- Provided information:
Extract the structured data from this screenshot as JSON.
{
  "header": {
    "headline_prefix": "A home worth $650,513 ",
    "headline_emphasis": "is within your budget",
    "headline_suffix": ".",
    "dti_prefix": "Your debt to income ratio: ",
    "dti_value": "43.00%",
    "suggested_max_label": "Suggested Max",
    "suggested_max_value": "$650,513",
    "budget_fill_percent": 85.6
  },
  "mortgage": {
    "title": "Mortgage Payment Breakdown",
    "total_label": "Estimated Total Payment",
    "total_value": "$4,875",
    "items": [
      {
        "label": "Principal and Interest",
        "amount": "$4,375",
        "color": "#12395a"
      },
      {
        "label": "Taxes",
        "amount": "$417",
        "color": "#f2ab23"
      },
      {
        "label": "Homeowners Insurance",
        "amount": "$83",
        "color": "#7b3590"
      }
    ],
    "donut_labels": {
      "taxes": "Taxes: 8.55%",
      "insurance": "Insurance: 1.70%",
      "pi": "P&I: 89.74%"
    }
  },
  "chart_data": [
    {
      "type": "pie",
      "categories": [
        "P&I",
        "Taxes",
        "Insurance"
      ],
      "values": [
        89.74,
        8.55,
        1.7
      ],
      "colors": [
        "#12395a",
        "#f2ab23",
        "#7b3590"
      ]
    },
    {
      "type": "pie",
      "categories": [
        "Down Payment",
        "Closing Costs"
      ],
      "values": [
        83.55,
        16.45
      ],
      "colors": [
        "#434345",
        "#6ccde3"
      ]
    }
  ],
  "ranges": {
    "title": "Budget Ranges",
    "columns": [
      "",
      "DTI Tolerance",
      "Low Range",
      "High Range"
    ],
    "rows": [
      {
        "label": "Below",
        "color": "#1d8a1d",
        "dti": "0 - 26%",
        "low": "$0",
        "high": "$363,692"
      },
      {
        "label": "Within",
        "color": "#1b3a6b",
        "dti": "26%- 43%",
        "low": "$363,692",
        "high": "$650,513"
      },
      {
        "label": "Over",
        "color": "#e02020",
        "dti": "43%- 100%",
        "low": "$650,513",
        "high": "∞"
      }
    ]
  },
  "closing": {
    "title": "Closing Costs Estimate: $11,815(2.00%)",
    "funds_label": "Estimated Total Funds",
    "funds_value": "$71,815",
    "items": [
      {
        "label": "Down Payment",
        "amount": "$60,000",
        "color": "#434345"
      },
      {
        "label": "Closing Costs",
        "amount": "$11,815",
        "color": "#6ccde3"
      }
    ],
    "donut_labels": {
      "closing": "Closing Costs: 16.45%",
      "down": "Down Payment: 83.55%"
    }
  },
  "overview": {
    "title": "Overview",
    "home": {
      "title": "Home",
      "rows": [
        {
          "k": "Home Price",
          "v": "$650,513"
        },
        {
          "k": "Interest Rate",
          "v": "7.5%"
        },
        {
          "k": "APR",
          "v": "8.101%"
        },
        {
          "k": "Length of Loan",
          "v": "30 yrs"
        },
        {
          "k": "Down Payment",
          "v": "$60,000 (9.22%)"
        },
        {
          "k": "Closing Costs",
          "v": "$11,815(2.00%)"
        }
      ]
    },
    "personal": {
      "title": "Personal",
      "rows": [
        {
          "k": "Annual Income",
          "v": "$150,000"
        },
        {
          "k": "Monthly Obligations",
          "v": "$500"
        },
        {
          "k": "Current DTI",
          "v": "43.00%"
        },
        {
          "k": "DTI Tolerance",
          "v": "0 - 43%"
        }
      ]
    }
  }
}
* * *
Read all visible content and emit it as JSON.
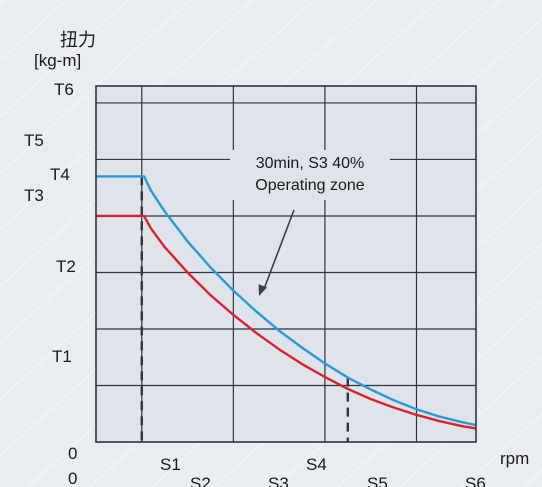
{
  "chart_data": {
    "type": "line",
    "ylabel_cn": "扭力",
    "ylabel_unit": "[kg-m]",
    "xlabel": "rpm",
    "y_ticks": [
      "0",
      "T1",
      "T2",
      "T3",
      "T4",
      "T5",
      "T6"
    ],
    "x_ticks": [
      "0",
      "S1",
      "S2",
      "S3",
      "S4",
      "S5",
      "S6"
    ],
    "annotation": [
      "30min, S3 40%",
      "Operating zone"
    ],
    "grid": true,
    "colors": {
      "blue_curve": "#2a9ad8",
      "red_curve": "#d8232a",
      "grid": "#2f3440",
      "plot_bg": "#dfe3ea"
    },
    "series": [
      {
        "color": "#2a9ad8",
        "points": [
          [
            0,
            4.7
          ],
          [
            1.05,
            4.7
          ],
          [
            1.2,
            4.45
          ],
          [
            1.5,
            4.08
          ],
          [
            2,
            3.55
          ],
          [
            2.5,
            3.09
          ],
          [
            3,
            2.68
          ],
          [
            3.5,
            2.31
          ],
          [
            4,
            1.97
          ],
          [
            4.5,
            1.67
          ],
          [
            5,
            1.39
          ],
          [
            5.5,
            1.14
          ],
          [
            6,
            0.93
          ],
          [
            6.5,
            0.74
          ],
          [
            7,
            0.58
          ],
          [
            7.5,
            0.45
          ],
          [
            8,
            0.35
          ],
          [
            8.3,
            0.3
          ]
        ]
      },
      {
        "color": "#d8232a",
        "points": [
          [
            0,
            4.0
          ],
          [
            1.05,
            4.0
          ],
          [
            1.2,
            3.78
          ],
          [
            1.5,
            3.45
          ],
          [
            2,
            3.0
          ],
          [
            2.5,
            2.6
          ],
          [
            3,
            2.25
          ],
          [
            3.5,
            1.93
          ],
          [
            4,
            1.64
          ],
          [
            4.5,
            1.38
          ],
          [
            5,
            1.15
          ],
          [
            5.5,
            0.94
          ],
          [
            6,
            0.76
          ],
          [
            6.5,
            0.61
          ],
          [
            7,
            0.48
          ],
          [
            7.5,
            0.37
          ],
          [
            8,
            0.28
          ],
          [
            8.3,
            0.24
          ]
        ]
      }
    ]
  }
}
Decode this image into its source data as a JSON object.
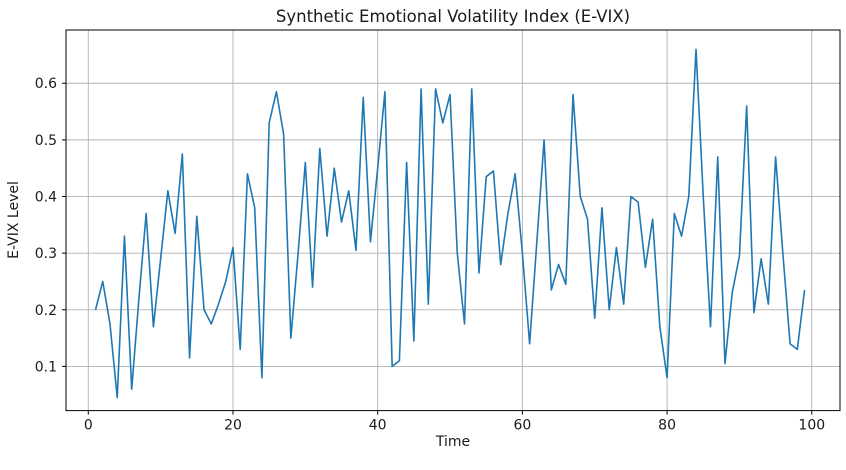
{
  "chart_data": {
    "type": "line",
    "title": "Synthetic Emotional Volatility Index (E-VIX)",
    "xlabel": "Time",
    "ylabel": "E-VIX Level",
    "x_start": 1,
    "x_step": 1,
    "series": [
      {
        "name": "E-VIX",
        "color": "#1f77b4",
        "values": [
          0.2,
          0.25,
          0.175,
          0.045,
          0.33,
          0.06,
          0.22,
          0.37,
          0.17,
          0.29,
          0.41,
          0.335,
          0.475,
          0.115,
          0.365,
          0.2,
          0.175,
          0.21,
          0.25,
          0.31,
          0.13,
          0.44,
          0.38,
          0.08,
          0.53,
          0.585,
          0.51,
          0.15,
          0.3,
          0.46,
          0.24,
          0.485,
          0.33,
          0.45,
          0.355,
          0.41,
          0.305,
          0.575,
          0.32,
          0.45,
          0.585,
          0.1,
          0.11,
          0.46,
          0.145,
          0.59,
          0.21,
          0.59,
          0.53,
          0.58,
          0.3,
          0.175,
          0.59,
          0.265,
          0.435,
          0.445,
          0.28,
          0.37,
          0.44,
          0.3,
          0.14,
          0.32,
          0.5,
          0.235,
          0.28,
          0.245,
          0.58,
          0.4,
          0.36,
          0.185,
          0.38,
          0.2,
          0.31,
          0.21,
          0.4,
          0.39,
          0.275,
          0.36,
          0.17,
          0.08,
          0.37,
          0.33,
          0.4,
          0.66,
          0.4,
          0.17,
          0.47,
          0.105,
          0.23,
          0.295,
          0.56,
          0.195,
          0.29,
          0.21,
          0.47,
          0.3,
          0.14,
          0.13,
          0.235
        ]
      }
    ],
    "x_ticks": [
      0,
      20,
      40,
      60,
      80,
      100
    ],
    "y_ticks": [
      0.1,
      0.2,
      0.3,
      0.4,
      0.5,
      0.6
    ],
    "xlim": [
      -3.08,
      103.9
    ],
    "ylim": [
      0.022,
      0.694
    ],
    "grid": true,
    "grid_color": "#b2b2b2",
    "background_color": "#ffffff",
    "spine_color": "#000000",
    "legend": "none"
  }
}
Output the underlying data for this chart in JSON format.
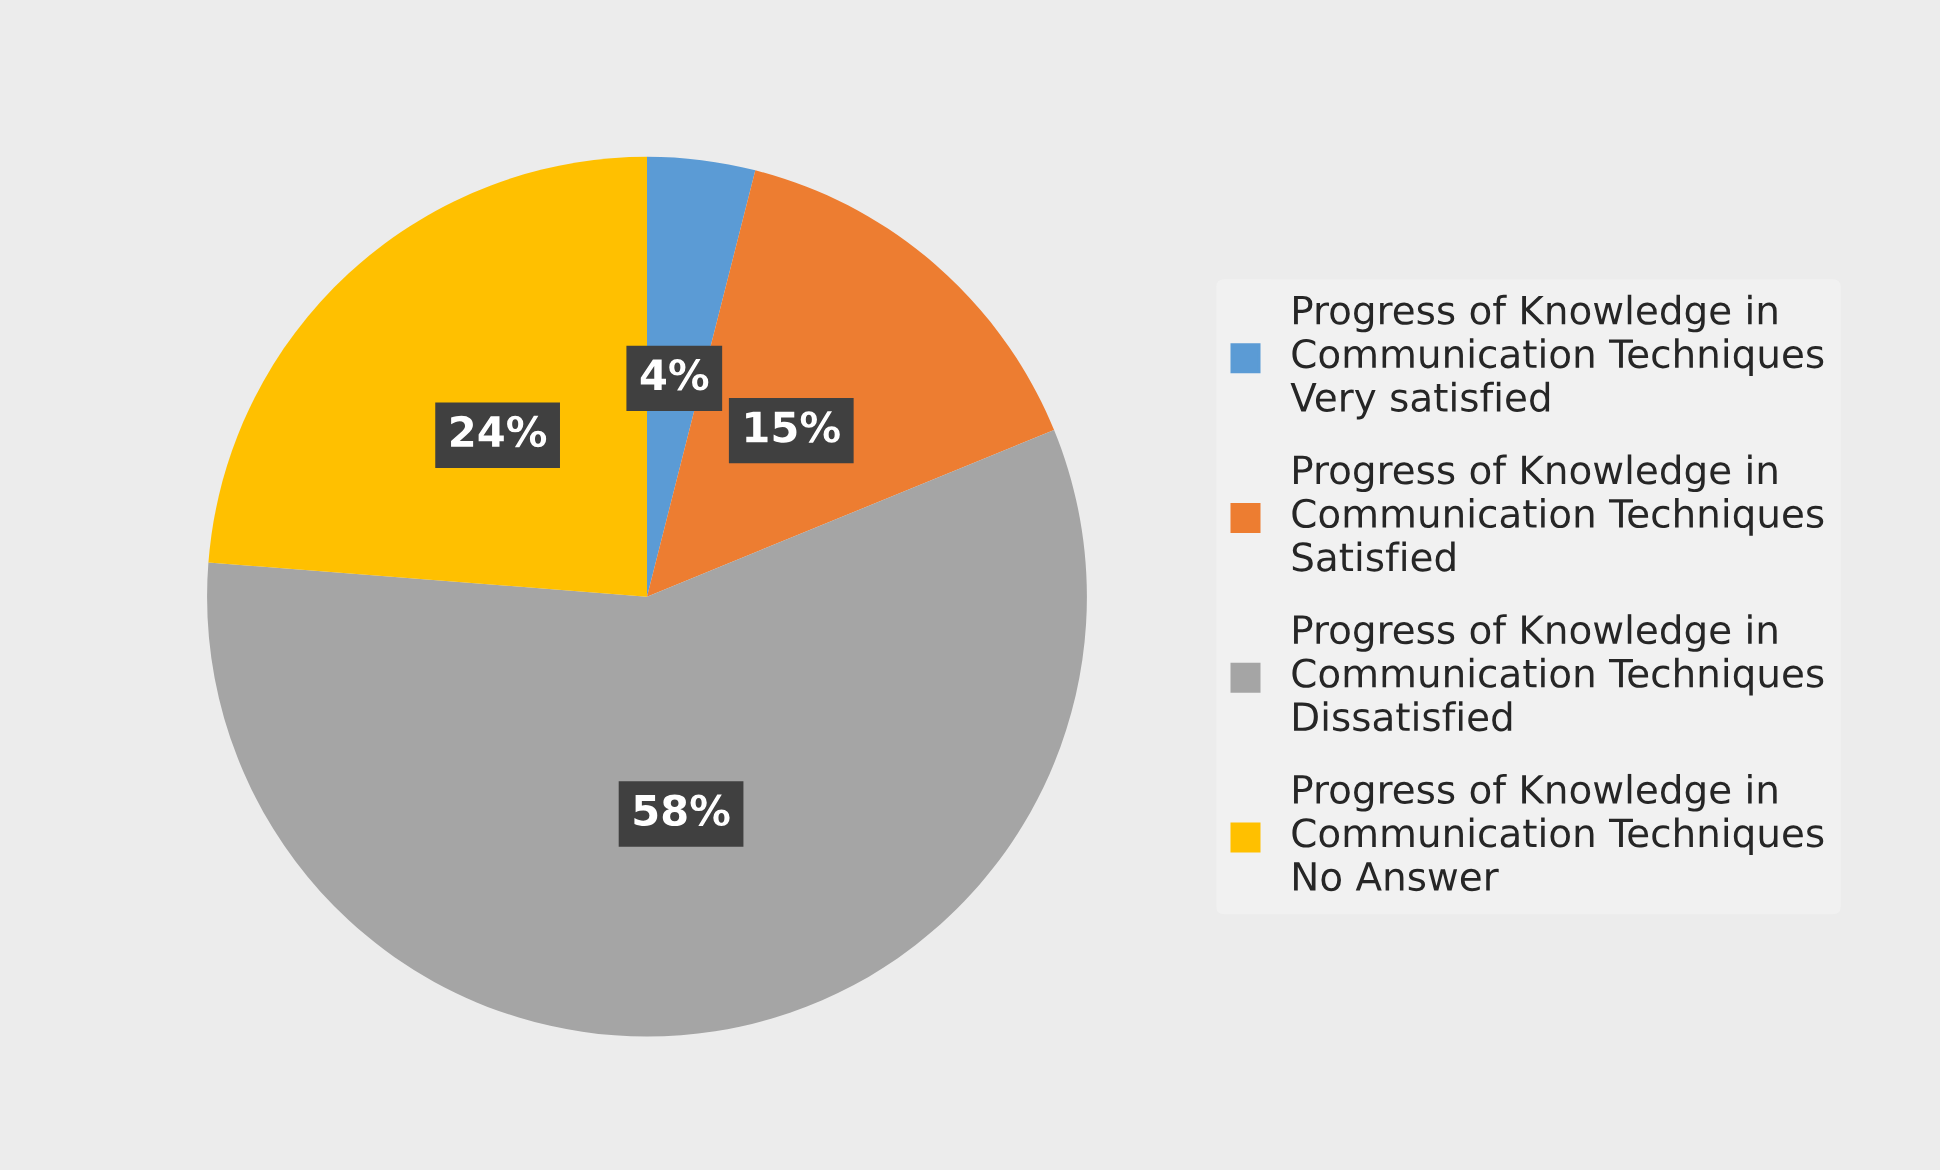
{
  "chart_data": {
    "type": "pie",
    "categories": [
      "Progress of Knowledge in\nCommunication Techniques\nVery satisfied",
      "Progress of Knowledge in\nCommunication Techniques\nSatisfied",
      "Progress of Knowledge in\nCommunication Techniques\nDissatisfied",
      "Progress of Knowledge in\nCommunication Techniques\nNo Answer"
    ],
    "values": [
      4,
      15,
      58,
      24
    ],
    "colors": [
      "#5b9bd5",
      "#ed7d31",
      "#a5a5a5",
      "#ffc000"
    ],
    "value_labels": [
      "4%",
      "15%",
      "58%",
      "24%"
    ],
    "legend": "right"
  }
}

- What is asked:
Find every line in the entries that includes the word "JSON", then state how many there are and nothing else.

- Output:
4